[REQUIRED WORK] Return only the number of lines that hold "frac".

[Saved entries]

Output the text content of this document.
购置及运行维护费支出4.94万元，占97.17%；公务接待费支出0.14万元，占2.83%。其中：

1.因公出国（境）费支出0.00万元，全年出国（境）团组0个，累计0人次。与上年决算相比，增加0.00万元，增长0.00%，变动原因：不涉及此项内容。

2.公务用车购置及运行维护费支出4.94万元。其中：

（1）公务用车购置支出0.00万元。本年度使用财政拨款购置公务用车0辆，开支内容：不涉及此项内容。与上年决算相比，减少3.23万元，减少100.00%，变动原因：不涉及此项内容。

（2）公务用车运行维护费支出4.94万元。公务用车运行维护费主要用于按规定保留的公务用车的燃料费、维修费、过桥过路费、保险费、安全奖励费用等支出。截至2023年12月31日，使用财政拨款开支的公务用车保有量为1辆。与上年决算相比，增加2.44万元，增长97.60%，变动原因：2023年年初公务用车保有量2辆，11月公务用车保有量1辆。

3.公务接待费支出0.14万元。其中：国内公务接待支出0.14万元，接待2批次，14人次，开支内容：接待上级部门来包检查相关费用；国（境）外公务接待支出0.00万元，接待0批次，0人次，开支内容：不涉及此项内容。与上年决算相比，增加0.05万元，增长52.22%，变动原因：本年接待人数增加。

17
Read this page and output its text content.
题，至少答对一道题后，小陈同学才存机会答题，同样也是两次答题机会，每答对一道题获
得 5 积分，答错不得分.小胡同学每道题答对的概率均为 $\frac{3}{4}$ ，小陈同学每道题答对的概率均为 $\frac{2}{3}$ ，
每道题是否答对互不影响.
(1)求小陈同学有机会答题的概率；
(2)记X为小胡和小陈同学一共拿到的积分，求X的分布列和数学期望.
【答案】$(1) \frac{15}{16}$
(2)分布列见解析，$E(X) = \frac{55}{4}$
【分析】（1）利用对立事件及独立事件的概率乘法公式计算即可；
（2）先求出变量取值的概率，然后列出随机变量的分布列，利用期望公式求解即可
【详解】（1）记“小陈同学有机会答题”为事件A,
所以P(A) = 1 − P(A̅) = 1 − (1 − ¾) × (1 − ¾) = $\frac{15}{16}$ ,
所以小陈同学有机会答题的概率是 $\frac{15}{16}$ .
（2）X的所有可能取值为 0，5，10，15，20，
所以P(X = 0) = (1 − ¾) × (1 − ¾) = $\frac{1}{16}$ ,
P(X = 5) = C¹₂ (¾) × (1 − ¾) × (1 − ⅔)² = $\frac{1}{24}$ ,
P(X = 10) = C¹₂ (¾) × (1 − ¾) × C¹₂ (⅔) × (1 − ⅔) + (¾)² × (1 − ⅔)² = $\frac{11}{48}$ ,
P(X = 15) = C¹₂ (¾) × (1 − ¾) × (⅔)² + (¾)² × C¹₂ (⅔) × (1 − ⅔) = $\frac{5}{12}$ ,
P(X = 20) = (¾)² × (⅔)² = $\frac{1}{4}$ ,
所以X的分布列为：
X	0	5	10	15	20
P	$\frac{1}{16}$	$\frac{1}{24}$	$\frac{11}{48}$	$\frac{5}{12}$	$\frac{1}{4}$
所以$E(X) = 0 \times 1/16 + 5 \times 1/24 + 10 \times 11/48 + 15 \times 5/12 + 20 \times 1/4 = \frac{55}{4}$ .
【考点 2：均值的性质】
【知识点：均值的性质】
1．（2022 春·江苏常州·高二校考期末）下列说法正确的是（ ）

[WORKED ANSWER] 12